Goal
From the listing below, return each line that includes "grid".
━━━━━━━━━━━━━━━━━━━━
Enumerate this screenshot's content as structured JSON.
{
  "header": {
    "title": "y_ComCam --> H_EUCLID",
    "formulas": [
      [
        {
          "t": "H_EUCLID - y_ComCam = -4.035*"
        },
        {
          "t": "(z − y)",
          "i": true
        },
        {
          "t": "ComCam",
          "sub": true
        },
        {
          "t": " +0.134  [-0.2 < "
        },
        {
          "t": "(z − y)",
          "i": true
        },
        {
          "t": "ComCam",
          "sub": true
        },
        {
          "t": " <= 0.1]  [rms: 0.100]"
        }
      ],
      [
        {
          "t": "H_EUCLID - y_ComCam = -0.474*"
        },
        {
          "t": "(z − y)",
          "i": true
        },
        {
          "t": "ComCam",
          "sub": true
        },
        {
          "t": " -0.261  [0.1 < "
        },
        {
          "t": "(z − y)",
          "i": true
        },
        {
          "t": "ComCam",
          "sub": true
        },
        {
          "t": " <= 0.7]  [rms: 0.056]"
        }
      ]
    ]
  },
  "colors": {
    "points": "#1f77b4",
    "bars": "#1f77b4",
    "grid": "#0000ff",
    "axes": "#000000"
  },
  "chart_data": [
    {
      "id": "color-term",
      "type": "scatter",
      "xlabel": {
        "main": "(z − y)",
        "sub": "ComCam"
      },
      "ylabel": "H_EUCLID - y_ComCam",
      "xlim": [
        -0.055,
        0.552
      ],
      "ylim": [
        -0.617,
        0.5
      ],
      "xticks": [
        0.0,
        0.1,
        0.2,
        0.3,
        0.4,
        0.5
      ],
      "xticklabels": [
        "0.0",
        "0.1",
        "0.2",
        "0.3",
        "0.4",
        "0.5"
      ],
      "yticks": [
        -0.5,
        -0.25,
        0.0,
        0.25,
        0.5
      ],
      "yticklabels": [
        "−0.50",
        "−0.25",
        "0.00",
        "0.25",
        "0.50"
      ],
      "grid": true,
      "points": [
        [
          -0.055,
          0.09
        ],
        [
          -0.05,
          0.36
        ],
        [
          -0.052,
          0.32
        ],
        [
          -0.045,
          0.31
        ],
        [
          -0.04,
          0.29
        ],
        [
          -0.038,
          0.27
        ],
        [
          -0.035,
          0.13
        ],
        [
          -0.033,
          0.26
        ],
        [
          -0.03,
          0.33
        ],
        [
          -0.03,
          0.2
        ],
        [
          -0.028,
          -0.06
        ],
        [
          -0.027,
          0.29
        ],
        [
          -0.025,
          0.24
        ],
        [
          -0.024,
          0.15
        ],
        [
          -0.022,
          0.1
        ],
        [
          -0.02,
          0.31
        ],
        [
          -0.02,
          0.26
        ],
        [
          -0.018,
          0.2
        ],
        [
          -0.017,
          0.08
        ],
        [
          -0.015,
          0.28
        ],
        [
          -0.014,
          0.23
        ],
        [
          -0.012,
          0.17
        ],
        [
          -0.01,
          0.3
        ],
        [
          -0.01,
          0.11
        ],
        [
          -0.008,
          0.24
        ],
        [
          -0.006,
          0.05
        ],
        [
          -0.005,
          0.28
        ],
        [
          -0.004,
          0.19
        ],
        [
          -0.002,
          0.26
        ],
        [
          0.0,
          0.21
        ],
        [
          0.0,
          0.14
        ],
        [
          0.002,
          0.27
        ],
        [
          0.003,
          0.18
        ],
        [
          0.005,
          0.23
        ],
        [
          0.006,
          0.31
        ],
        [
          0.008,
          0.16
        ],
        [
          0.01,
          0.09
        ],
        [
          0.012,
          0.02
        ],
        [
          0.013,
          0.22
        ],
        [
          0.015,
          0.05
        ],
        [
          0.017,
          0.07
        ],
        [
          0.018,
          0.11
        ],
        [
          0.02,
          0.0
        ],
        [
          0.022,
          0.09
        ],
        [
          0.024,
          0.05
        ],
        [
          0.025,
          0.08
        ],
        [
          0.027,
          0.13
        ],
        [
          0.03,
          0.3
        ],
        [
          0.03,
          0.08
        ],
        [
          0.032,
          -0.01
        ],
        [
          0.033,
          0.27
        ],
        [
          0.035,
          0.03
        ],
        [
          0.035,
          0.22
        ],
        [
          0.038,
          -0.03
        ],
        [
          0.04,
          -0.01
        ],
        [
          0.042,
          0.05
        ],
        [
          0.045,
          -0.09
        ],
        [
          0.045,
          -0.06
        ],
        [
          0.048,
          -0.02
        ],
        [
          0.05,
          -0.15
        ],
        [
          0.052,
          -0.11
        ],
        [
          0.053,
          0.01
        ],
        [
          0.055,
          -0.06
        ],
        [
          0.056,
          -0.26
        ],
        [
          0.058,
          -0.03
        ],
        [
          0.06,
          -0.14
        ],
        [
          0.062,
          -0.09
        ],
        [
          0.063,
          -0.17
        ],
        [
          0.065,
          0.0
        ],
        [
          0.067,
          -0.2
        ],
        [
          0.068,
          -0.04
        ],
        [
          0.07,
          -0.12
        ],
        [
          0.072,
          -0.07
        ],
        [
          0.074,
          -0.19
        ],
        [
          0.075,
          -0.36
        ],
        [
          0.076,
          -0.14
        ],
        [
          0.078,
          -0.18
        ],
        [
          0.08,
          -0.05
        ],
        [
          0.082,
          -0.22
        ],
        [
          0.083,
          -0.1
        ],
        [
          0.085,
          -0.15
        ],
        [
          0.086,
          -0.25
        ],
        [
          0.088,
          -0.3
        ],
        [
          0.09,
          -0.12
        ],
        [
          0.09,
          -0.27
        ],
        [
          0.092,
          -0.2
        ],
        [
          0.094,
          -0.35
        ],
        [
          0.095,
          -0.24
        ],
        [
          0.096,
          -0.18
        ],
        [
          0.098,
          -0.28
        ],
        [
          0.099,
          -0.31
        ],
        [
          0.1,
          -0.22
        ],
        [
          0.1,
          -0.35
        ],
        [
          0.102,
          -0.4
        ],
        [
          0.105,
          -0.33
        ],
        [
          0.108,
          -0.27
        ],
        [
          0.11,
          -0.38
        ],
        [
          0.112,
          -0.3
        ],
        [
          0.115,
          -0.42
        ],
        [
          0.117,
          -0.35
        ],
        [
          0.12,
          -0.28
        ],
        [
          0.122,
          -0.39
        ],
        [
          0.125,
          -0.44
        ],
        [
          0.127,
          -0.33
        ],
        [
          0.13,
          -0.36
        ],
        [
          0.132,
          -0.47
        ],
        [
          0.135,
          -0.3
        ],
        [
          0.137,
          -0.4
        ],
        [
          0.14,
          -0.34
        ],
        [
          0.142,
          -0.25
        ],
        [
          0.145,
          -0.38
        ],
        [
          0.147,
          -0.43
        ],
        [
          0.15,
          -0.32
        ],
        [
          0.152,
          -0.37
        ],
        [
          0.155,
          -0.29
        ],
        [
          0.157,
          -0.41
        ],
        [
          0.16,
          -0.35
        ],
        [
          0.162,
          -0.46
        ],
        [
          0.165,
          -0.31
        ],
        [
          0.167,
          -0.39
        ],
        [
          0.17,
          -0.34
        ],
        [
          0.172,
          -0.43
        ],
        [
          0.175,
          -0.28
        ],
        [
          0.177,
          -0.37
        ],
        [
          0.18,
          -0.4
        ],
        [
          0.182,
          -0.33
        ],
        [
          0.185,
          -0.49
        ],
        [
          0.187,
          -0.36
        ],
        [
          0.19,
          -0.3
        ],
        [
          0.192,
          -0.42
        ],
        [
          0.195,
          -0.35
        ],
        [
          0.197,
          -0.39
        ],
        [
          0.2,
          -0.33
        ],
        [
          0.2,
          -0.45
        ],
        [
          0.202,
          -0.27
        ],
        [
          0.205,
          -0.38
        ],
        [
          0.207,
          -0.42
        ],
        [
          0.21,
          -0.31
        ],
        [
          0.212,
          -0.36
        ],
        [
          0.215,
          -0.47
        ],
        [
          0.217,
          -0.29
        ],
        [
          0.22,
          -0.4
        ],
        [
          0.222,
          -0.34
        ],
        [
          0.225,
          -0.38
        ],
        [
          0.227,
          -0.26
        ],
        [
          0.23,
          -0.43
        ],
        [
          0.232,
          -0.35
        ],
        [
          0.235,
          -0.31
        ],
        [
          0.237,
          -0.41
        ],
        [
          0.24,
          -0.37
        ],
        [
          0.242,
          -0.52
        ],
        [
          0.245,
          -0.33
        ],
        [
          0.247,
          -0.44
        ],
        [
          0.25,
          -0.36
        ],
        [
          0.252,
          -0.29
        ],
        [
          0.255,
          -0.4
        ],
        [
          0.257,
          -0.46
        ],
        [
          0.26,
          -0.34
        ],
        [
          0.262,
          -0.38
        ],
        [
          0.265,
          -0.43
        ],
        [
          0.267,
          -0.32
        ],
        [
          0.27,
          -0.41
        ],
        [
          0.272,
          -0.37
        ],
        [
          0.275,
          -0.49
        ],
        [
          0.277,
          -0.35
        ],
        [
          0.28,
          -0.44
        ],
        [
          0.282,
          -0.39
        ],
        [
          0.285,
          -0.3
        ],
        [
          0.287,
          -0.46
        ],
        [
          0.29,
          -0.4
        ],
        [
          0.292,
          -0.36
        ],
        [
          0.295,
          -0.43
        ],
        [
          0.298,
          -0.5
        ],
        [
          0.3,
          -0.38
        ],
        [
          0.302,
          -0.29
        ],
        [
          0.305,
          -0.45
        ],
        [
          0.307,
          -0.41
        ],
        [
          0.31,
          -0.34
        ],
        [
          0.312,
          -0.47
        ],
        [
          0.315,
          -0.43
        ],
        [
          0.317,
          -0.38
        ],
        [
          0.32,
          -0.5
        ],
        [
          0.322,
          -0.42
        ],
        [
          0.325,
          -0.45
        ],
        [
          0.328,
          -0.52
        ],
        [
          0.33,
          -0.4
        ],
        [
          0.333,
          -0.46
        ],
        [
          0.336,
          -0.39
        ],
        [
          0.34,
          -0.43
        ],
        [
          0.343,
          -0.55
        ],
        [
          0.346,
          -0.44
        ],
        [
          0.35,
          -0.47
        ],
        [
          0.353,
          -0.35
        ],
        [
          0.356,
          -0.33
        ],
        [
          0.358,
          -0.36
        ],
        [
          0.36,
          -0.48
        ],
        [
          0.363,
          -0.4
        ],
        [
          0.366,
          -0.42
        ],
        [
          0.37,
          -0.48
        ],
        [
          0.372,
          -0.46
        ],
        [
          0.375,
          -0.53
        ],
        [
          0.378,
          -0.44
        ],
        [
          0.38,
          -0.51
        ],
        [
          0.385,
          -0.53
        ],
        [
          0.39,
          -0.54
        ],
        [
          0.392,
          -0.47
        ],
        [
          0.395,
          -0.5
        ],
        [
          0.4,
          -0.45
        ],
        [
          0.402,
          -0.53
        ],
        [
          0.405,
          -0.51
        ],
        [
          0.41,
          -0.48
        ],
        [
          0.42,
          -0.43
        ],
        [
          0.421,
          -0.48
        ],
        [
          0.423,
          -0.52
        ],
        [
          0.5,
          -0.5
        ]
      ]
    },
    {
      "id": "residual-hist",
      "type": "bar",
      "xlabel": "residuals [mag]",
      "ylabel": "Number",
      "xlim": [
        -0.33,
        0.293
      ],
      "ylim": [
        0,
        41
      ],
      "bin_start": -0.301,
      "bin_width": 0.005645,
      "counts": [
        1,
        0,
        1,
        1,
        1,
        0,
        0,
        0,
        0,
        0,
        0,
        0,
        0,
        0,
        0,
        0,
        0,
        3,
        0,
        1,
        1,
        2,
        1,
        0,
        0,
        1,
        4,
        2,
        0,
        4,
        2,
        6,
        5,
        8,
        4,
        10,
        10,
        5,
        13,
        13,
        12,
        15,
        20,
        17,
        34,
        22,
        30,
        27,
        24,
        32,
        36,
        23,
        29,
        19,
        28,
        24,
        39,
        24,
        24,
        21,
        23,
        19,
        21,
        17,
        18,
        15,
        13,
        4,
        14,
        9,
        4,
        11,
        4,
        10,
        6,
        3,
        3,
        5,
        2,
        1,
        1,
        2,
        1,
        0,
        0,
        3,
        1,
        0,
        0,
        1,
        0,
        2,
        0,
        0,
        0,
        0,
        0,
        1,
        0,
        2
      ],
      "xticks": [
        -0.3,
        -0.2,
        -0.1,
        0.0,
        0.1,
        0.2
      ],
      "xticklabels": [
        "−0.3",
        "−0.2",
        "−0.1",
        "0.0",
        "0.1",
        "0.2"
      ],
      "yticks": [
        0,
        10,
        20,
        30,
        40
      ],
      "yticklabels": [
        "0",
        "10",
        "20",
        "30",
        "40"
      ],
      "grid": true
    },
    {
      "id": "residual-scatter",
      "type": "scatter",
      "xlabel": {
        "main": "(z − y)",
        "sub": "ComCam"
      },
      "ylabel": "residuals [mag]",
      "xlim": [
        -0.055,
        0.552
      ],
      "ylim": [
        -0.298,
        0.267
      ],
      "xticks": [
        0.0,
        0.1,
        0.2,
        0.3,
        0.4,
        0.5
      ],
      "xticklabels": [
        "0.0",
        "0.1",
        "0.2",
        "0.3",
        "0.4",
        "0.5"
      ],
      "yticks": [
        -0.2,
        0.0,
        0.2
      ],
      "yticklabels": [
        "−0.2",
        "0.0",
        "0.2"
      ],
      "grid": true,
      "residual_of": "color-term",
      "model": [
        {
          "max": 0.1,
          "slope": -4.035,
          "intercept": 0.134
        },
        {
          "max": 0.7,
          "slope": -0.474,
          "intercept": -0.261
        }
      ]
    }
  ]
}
━━━━━━━━━━━━━━━━━━━━
Solution
    "grid": "#0000ff",
      "grid": true,
      "grid": true
      "grid": true,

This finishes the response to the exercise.